What to do:
Quote every line of the material beneath this one.
*** Supplied material ***
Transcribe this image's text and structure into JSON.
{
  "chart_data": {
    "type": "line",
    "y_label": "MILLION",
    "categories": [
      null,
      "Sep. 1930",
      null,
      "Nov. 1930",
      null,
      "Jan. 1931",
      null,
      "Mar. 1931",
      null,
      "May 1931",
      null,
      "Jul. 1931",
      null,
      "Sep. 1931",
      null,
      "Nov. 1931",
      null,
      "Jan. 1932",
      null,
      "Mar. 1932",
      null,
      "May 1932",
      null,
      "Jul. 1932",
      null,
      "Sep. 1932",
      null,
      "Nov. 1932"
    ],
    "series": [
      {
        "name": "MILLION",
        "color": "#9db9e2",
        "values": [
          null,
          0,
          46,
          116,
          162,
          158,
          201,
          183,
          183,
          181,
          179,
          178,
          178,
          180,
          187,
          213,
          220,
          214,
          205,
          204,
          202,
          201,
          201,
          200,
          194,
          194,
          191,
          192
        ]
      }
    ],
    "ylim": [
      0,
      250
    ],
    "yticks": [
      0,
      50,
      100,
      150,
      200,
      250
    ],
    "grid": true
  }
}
***
Full output:
Transcribe this image's text and structure into JSON.
{
  "chart_data": {
    "type": "line",
    "y_label": "MILLION",
    "categories": [
      null,
      "Sep. 1930",
      null,
      "Nov. 1930",
      null,
      "Jan. 1931",
      null,
      "Mar. 1931",
      null,
      "May 1931",
      null,
      "Jul. 1931",
      null,
      "Sep. 1931",
      null,
      "Nov. 1931",
      null,
      "Jan. 1932",
      null,
      "Mar. 1932",
      null,
      "May 1932",
      null,
      "Jul. 1932",
      null,
      "Sep. 1932",
      null,
      "Nov. 1932"
    ],
    "series": [
      {
        "name": "MILLION",
        "color": "#9db9e2",
        "values": [
          null,
          0,
          46,
          116,
          162,
          158,
          201,
          183,
          183,
          181,
          179,
          178,
          178,
          180,
          187,
          213,
          220,
          214,
          205,
          204,
          202,
          201,
          201,
          200,
          194,
          194,
          191,
          192
        ]
      }
    ],
    "ylim": [
      0,
      250
    ],
    "yticks": [
      0,
      50,
      100,
      150,
      200,
      250
    ],
    "grid": true
  }
}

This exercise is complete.